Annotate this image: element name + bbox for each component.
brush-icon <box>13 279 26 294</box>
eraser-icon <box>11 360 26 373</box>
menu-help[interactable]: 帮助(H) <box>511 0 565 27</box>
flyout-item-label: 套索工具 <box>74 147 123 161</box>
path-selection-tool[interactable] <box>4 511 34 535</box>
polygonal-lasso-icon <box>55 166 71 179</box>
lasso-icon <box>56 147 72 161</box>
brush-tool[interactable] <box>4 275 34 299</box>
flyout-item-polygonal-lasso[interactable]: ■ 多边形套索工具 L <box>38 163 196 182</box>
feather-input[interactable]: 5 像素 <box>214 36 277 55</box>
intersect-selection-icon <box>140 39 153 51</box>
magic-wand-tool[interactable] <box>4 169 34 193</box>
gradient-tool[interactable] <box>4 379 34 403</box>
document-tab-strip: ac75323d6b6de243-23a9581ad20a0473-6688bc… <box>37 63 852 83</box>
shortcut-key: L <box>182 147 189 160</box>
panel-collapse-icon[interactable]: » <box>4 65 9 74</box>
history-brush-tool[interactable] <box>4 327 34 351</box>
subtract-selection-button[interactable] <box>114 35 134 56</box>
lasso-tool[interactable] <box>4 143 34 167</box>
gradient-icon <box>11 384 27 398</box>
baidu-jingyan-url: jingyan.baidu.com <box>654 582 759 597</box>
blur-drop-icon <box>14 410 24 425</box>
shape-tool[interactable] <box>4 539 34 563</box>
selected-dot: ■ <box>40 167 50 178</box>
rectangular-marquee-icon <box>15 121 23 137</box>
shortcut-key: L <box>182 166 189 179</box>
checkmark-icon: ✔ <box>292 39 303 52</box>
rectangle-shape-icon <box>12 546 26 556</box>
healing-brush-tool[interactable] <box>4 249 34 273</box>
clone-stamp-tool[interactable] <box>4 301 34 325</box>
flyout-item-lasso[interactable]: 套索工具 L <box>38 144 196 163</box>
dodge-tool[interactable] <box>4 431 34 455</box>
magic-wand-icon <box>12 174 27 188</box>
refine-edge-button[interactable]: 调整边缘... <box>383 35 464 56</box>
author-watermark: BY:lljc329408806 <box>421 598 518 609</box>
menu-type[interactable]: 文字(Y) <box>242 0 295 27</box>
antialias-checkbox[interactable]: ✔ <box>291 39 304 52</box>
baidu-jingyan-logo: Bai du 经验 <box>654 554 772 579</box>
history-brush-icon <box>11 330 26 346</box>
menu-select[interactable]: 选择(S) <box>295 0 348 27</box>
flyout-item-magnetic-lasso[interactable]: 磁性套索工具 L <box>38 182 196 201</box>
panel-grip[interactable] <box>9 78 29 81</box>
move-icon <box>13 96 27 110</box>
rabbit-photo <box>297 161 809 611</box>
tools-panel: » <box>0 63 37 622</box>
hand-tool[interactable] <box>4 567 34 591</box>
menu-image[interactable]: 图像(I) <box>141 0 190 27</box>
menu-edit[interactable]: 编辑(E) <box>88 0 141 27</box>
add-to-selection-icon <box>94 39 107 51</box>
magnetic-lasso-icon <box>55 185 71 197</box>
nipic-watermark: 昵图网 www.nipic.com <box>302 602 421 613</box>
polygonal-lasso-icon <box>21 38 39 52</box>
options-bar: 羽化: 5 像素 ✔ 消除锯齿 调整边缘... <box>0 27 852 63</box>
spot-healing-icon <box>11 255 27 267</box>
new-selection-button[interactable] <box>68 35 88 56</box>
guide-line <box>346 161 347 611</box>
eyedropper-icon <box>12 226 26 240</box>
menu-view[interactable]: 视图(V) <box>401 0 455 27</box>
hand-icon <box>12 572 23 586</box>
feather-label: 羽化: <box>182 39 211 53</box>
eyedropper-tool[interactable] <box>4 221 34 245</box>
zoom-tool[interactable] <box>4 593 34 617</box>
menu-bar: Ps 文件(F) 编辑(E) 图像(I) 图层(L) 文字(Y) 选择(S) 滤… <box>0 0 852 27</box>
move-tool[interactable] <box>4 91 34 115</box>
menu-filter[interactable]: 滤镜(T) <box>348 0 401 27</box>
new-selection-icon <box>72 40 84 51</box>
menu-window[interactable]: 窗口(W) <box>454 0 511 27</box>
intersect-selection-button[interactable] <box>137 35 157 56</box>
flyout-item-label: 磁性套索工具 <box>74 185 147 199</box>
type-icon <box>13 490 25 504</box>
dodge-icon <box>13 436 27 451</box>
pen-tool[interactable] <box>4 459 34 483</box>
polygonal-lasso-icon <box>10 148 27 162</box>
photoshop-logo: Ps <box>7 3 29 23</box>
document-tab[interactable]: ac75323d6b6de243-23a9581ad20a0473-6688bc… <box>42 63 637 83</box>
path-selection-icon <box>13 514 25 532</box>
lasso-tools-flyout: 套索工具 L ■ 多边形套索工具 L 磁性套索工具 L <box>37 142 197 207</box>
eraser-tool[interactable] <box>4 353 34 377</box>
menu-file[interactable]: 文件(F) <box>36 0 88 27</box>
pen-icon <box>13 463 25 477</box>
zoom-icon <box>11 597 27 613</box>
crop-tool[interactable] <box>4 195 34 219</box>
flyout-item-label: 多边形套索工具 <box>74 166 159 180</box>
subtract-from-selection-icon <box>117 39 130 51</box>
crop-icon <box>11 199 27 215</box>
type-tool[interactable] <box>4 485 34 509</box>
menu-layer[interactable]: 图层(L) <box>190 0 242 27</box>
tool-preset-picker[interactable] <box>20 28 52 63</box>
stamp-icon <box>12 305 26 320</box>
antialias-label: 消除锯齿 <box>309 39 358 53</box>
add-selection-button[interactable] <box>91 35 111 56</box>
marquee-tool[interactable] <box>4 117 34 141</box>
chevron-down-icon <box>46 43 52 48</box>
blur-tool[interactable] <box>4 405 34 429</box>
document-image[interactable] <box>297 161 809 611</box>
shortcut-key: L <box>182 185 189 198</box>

- _JOB_: Pull out every line above that contains the string "eyedropper", matching case exactly.

- _IN RESPONSE_:
eyedropper-icon <box>12 226 26 240</box>
eyedropper-tool[interactable] <box>4 221 34 245</box>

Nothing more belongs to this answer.